> _Problem requirements_: Quote all of the data below exactly, please.
══ Provided information ══
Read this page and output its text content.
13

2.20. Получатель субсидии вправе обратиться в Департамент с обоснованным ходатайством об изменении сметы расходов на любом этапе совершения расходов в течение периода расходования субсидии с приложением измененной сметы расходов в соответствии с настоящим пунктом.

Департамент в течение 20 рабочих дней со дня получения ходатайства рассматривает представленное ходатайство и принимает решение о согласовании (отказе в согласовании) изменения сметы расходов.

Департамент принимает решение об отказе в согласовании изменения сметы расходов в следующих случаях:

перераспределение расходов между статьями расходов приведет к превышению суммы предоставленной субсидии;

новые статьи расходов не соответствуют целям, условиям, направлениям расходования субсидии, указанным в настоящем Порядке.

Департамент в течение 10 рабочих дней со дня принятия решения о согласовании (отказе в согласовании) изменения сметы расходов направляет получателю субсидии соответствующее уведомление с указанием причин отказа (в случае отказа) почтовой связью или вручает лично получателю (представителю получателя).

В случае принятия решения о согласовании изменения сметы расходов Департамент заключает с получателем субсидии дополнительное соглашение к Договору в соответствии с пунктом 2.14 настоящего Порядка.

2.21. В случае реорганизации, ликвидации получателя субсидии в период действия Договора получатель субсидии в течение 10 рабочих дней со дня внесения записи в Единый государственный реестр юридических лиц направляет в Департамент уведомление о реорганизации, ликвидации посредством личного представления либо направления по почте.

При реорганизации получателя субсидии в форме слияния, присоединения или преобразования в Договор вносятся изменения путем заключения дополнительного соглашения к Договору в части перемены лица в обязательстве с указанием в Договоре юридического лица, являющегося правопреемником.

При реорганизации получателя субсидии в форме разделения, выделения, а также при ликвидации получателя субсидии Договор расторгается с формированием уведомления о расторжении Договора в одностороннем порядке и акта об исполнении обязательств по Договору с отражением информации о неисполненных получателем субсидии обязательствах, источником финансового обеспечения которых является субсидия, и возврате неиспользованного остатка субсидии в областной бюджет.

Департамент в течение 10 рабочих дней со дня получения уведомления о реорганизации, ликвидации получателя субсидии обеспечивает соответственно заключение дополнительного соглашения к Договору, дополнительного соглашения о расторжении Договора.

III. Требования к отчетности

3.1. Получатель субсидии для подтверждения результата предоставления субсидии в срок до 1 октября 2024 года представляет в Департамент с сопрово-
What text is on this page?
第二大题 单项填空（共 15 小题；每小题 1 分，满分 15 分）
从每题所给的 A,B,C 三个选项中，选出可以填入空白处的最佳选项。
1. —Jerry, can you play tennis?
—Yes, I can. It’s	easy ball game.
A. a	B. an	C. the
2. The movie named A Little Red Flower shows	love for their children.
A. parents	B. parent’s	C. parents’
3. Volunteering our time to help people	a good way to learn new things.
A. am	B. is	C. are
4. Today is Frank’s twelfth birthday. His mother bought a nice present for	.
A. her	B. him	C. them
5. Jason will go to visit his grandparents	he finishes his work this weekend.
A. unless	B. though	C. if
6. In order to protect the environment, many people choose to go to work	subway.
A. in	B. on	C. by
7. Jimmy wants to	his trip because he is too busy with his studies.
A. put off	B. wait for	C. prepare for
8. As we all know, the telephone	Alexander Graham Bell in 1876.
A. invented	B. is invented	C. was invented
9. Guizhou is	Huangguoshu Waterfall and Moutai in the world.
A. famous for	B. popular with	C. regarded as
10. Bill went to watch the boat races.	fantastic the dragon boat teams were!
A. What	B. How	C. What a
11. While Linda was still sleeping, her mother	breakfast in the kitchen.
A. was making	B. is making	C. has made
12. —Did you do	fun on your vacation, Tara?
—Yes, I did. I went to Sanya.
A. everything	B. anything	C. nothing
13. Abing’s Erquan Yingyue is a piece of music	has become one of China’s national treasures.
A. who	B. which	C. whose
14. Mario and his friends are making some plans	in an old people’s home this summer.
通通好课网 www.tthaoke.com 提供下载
═══
> _Answer to this problem_:
Read this page and output its text content.
13

2.20. Получатель субсидии вправе обратиться в Департамент с обоснованным ходатайством об изменении сметы расходов на любом этапе совершения расходов в течение периода расходования субсидии с приложением измененной сметы расходов в соответствии с настоящим пунктом.

Департамент в течение 20 рабочих дней со дня получения ходатайства рассматривает представленное ходатайство и принимает решение о согласовании (отказе в согласовании) изменения сметы расходов.

Департамент принимает решение об отказе в согласовании изменения сметы расходов в следующих случаях:

перераспределение расходов между статьями расходов приведет к превышению суммы предоставленной субсидии;

новые статьи расходов не соответствуют целям, условиям, направлениям расходования субсидии, указанным в настоящем Порядке.

Департамент в течение 10 рабочих дней со дня принятия решения о согласовании (отказе в согласовании) изменения сметы расходов направляет получателю субсидии соответствующее уведомление с указанием причин отказа (в случае отказа) почтовой связью или вручает лично получателю (представителю получателя).

В случае принятия решения о согласовании изменения сметы расходов Департамент заключает с получателем субсидии дополнительное соглашение к Договору в соответствии с пунктом 2.14 настоящего Порядка.

2.21. В случае реорганизации, ликвидации получателя субсидии в период действия Договора получатель субсидии в течение 10 рабочих дней со дня внесения записи в Единый государственный реестр юридических лиц направляет в Департамент уведомление о реорганизации, ликвидации посредством личного представления либо направления по почте.

При реорганизации получателя субсидии в форме слияния, присоединения или преобразования в Договор вносятся изменения путем заключения дополнительного соглашения к Договору в части перемены лица в обязательстве с указанием в Договоре юридического лица, являющегося правопреемником.

При реорганизации получателя субсидии в форме разделения, выделения, а также при ликвидации получателя субсидии Договор расторгается с формированием уведомления о расторжении Договора в одностороннем порядке и акта об исполнении обязательств по Договору с отражением информации о неисполненных получателем субсидии обязательствах, источником финансового обеспечения которых является субсидия, и возврате неиспользованного остатка субсидии в областной бюджет.

Департамент в течение 10 рабочих дней со дня получения уведомления о реорганизации, ликвидации получателя субсидии обеспечивает соответственно заключение дополнительного соглашения к Договору, дополнительного соглашения о расторжении Договора.

III. Требования к отчетности

3.1. Получатель субсидии для подтверждения результата предоставления субсидии в срок до 1 октября 2024 года представляет в Департамент с сопрово-
What text is on this page?
第二大题 单项填空（共 15 小题；每小题 1 分，满分 15 分）
从每题所给的 A,B,C 三个选项中，选出可以填入空白处的最佳选项。
1. —Jerry, can you play tennis?
—Yes, I can. It’s	easy ball game.
A. a	B. an	C. the
2. The movie named A Little Red Flower shows	love for their children.
A. parents	B. parent’s	C. parents’
3. Volunteering our time to help people	a good way to learn new things.
A. am	B. is	C. are
4. Today is Frank’s twelfth birthday. His mother bought a nice present for	.
A. her	B. him	C. them
5. Jason will go to visit his grandparents	he finishes his work this weekend.
A. unless	B. though	C. if
6. In order to protect the environment, many people choose to go to work	subway.
A. in	B. on	C. by
7. Jimmy wants to	his trip because he is too busy with his studies.
A. put off	B. wait for	C. prepare for
8. As we all know, the telephone	Alexander Graham Bell in 1876.
A. invented	B. is invented	C. was invented
9. Guizhou is	Huangguoshu Waterfall and Moutai in the world.
A. famous for	B. popular with	C. regarded as
10. Bill went to watch the boat races.	fantastic the dragon boat teams were!
A. What	B. How	C. What a
11. While Linda was still sleeping, her mother	breakfast in the kitchen.
A. was making	B. is making	C. has made
12. —Did you do	fun on your vacation, Tara?
—Yes, I did. I went to Sanya.
A. everything	B. anything	C. nothing
13. Abing’s Erquan Yingyue is a piece of music	has become one of China’s national treasures.
A. who	B. which	C. whose
14. Mario and his friends are making some plans	in an old people’s home this summer.
通通好课网 www.tthaoke.com 提供下载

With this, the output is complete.